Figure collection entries
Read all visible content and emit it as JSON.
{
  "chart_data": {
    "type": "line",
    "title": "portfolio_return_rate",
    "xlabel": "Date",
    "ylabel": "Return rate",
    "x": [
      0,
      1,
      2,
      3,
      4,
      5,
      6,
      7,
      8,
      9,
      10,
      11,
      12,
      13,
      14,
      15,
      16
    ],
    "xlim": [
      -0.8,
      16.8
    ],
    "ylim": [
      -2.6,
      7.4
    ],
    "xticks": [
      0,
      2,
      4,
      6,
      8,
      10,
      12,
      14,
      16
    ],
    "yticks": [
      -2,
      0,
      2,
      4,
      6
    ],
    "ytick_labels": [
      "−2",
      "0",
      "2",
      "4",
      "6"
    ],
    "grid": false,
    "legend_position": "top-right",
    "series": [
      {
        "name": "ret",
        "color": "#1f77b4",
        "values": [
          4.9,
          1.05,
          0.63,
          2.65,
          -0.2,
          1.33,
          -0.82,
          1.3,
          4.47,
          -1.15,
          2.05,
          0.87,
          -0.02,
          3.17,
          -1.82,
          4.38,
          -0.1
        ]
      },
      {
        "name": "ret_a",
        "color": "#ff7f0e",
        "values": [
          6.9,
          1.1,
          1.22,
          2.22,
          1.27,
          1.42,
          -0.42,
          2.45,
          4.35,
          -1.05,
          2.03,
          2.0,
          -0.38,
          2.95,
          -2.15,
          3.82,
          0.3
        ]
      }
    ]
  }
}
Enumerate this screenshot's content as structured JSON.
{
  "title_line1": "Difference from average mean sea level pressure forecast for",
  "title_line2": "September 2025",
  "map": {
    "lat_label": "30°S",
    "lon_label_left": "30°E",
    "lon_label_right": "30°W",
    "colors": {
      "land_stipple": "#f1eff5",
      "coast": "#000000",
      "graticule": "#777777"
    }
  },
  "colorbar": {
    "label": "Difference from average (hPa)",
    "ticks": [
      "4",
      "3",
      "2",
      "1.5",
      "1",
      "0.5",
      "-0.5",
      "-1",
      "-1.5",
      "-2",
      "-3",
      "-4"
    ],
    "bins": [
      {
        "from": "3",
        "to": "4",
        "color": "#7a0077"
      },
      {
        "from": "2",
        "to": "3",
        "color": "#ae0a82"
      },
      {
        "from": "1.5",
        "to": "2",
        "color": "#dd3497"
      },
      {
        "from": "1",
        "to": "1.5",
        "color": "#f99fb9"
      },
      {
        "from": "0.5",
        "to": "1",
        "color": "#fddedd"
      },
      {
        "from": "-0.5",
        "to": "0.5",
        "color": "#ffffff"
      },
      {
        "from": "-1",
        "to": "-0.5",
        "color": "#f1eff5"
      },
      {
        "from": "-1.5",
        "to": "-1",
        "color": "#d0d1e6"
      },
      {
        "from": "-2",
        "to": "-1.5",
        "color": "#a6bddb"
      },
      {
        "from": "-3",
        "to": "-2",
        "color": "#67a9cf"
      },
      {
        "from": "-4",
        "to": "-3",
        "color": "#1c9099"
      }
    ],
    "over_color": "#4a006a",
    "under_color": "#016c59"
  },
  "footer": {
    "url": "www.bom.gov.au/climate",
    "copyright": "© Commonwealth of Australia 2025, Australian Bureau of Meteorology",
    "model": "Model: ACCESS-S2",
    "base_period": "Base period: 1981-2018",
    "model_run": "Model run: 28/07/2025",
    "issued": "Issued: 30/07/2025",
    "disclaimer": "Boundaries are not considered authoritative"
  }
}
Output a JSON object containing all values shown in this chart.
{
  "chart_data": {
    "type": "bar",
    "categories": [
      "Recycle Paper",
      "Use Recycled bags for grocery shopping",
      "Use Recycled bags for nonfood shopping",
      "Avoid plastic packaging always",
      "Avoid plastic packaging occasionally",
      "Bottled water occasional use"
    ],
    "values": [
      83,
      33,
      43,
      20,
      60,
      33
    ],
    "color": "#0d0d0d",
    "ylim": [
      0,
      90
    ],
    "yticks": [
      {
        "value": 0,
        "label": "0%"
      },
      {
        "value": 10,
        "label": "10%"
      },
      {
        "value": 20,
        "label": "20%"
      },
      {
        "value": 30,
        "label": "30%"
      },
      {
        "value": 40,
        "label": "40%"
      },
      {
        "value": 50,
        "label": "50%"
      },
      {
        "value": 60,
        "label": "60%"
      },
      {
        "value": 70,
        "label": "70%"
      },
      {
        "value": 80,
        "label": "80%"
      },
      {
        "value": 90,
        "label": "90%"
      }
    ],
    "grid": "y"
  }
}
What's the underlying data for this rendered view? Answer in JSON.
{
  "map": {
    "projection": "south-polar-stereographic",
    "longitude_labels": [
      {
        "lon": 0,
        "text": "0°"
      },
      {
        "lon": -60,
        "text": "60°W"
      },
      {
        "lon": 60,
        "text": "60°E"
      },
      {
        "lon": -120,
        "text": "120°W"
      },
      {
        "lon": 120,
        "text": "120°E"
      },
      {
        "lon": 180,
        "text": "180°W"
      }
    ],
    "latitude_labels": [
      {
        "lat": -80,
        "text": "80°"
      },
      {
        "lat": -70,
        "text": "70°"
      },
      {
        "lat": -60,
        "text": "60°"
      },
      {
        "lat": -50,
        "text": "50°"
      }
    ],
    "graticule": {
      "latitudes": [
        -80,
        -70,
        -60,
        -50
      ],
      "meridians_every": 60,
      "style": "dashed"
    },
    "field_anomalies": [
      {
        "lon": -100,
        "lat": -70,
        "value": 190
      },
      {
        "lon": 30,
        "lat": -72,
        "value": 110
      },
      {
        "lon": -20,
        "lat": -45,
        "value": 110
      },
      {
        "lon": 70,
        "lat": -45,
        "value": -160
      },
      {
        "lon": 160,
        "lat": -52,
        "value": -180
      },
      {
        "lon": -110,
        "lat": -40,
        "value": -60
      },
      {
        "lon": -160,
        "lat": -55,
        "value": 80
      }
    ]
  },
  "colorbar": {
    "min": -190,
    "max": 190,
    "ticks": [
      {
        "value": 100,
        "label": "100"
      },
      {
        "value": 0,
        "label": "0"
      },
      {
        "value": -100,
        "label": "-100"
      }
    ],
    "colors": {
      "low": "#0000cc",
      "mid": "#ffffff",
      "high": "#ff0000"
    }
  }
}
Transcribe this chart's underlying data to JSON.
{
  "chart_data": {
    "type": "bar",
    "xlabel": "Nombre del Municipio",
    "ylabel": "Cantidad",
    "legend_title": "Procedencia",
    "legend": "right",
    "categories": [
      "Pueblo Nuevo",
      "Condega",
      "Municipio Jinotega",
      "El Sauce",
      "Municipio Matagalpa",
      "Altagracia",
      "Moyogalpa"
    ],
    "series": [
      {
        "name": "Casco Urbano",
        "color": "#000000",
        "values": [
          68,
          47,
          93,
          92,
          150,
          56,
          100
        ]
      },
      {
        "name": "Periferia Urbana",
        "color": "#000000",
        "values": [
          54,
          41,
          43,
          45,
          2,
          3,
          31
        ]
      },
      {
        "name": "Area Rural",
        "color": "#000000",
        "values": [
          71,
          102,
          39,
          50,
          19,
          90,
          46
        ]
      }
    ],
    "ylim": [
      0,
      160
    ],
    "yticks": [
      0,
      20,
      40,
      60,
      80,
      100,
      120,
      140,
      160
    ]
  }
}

What is needed: Gather from the data above every line with the string "Recycled".

Answer for this exercise:
      "Use Recycled bags for grocery shopping",
      "Use Recycled bags for nonfood shopping",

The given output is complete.